Each entry below is to be printed verbatim.

┌────────

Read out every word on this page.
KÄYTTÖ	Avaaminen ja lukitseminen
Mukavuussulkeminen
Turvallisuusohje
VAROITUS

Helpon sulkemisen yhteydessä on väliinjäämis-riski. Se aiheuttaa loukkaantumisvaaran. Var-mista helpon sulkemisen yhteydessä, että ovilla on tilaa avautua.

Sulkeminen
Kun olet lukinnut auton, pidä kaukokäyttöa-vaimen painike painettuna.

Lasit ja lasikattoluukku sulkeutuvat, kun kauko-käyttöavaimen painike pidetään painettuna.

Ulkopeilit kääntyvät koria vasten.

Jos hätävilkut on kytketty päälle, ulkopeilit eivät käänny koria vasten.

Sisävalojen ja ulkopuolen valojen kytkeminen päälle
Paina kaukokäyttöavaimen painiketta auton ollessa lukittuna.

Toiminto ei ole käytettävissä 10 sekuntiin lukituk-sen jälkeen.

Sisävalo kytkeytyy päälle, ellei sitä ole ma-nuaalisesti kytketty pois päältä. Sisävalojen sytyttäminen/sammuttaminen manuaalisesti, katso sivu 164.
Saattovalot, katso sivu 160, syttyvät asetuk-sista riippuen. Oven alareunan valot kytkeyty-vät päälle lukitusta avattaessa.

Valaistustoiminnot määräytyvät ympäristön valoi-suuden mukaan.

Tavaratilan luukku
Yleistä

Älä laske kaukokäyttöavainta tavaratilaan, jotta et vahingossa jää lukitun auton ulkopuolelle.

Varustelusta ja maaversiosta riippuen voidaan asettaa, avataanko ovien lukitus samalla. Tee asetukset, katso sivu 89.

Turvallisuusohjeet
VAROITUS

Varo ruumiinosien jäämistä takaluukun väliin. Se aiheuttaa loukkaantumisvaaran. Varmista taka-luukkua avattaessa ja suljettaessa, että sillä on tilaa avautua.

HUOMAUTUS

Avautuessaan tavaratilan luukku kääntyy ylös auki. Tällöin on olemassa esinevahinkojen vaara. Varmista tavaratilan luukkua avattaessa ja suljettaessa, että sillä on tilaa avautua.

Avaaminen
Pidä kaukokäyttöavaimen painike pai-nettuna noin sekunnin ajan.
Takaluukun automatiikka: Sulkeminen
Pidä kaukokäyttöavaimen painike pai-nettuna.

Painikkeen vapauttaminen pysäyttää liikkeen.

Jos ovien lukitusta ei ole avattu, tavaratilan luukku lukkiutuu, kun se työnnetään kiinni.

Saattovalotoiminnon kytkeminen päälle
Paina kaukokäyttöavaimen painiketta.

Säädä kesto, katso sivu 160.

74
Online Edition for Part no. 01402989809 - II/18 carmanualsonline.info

└────────

Output below:
Read out every word on this page.
KÄYTTÖ	Avaaminen ja lukitseminen
Mukavuussulkeminen
Turvallisuusohje
VAROITUS

Helpon sulkemisen yhteydessä on väliinjäämis-riski. Se aiheuttaa loukkaantumisvaaran. Var-mista helpon sulkemisen yhteydessä, että ovilla on tilaa avautua.

Sulkeminen
Kun olet lukinnut auton, pidä kaukokäyttöa-vaimen painike painettuna.

Lasit ja lasikattoluukku sulkeutuvat, kun kauko-käyttöavaimen painike pidetään painettuna.

Ulkopeilit kääntyvät koria vasten.

Jos hätävilkut on kytketty päälle, ulkopeilit eivät käänny koria vasten.

Sisävalojen ja ulkopuolen valojen kytkeminen päälle
Paina kaukokäyttöavaimen painiketta auton ollessa lukittuna.

Toiminto ei ole käytettävissä 10 sekuntiin lukituk-sen jälkeen.

Sisävalo kytkeytyy päälle, ellei sitä ole ma-nuaalisesti kytketty pois päältä. Sisävalojen sytyttäminen/sammuttaminen manuaalisesti, katso sivu 164.
Saattovalot, katso sivu 160, syttyvät asetuk-sista riippuen. Oven alareunan valot kytkeyty-vät päälle lukitusta avattaessa.

Valaistustoiminnot määräytyvät ympäristön valoi-suuden mukaan.

Tavaratilan luukku
Yleistä

Älä laske kaukokäyttöavainta tavaratilaan, jotta et vahingossa jää lukitun auton ulkopuolelle.

Varustelusta ja maaversiosta riippuen voidaan asettaa, avataanko ovien lukitus samalla. Tee asetukset, katso sivu 89.

Turvallisuusohjeet
VAROITUS

Varo ruumiinosien jäämistä takaluukun väliin. Se aiheuttaa loukkaantumisvaaran. Varmista taka-luukkua avattaessa ja suljettaessa, että sillä on tilaa avautua.

HUOMAUTUS

Avautuessaan tavaratilan luukku kääntyy ylös auki. Tällöin on olemassa esinevahinkojen vaara. Varmista tavaratilan luukkua avattaessa ja suljettaessa, että sillä on tilaa avautua.

Avaaminen
Pidä kaukokäyttöavaimen painike pai-nettuna noin sekunnin ajan.
Takaluukun automatiikka: Sulkeminen
Pidä kaukokäyttöavaimen painike pai-nettuna.

Painikkeen vapauttaminen pysäyttää liikkeen.

Jos ovien lukitusta ei ole avattu, tavaratilan luukku lukkiutuu, kun se työnnetään kiinni.

Saattovalotoiminnon kytkeminen päälle
Paina kaukokäyttöavaimen painiketta.

Säädä kesto, katso sivu 160.

74
Online Edition for Part no. 01402989809 - II/18 carmanualsonline.info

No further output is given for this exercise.